*PROBLEM STATEMENT*. Tally the rows below in which the string "title" appears, and give only that number.

*RECORDS SHOWN*.

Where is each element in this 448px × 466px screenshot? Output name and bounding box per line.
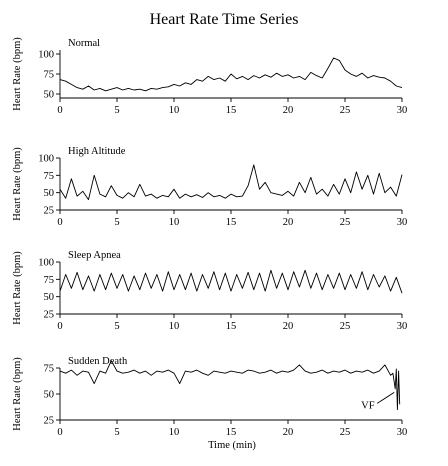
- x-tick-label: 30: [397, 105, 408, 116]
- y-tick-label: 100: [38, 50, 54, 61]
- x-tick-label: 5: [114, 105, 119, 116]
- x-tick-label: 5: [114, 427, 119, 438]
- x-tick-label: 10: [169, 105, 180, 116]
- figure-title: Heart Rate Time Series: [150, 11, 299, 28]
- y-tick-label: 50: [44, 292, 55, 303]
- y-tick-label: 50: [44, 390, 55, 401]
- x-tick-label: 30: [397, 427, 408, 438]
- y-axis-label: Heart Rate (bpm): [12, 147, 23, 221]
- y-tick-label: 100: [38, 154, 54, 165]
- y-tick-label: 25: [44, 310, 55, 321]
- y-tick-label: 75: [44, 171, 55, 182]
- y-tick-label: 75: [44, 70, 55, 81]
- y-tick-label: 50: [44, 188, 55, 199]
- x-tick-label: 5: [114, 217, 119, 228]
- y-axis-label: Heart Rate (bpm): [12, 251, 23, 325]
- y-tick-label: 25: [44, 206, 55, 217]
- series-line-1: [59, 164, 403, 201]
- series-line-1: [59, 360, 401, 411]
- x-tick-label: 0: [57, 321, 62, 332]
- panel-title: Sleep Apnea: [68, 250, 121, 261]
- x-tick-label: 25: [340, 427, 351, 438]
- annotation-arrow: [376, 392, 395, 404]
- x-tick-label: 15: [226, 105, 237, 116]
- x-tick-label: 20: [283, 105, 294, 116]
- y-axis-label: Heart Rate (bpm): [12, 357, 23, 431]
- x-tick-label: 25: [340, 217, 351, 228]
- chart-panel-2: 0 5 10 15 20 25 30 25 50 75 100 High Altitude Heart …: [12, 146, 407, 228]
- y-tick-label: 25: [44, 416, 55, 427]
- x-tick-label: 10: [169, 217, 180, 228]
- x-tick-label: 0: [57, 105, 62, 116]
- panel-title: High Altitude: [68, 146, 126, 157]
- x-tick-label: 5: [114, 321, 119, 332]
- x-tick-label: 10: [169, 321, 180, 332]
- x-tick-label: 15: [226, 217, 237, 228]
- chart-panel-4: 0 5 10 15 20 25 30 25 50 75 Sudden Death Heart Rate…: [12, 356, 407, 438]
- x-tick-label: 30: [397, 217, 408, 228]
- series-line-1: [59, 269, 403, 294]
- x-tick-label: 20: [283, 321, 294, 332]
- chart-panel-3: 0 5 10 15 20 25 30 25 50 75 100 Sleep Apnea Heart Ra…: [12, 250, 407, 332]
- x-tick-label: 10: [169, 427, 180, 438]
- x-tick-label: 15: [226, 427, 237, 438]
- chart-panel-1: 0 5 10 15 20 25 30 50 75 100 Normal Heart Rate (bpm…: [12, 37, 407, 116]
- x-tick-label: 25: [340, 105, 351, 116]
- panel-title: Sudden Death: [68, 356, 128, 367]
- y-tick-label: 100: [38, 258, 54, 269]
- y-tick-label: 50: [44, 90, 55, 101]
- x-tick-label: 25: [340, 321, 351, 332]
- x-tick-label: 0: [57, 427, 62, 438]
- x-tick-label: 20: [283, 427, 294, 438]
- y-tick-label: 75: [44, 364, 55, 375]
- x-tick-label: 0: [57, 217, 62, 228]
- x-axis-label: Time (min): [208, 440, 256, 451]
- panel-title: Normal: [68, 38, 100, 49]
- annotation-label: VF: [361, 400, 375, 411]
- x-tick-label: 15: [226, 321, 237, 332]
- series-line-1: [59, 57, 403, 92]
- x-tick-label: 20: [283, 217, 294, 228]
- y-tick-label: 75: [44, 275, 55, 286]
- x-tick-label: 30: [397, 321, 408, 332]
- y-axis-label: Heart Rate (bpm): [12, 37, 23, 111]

*RESULT OF THE EXERCISE*. 5